Write out each line exactly as given. Leave the pictures out of your copy.

++++ RECORDED DATA

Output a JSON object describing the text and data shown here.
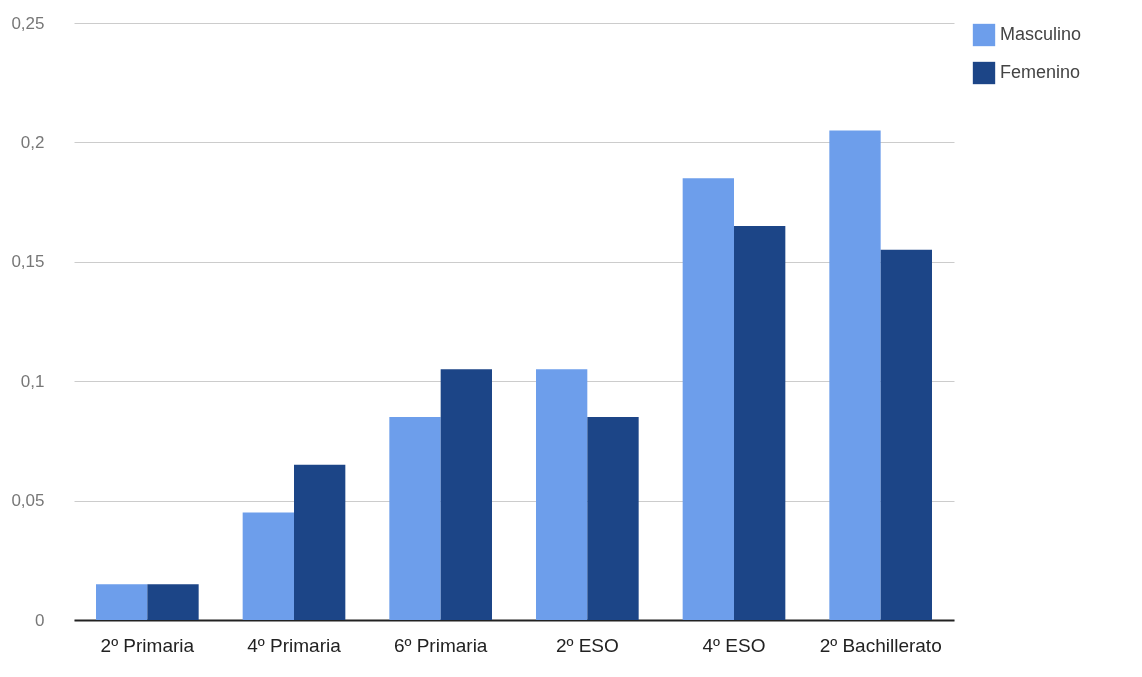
{
  "chart_data": {
    "type": "bar",
    "categories": [
      "2º Primaria",
      "4º Primaria",
      "6º Primaria",
      "2º ESO",
      "4º ESO",
      "2º Bachillerato"
    ],
    "series": [
      {
        "name": "Masculino",
        "color": "#6d9eeb",
        "values": [
          0.015,
          0.045,
          0.085,
          0.105,
          0.185,
          0.205
        ]
      },
      {
        "name": "Femenino",
        "color": "#1c4587",
        "values": [
          0.015,
          0.065,
          0.105,
          0.085,
          0.165,
          0.155
        ]
      }
    ],
    "ylim": [
      0,
      0.25
    ],
    "yticks": [
      {
        "value": 0,
        "label": "0"
      },
      {
        "value": 0.05,
        "label": "0,05"
      },
      {
        "value": 0.1,
        "label": "0,1"
      },
      {
        "value": 0.15,
        "label": "0,15"
      },
      {
        "value": 0.2,
        "label": "0,2"
      },
      {
        "value": 0.25,
        "label": "0,25"
      }
    ],
    "grid": "y",
    "legend": "top right"
  }
}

++++++++

=== RESULT ===
Output a JSON object describing the text and data shown here.
{
  "chart_data": {
    "type": "bar",
    "categories": [
      "2º Primaria",
      "4º Primaria",
      "6º Primaria",
      "2º ESO",
      "4º ESO",
      "2º Bachillerato"
    ],
    "series": [
      {
        "name": "Masculino",
        "color": "#6d9eeb",
        "values": [
          0.015,
          0.045,
          0.085,
          0.105,
          0.185,
          0.205
        ]
      },
      {
        "name": "Femenino",
        "color": "#1c4587",
        "values": [
          0.015,
          0.065,
          0.105,
          0.085,
          0.165,
          0.155
        ]
      }
    ],
    "ylim": [
      0,
      0.25
    ],
    "yticks": [
      {
        "value": 0,
        "label": "0"
      },
      {
        "value": 0.05,
        "label": "0,05"
      },
      {
        "value": 0.1,
        "label": "0,1"
      },
      {
        "value": 0.15,
        "label": "0,15"
      },
      {
        "value": 0.2,
        "label": "0,2"
      },
      {
        "value": 0.25,
        "label": "0,25"
      }
    ],
    "grid": "y",
    "legend": "top right"
  }
}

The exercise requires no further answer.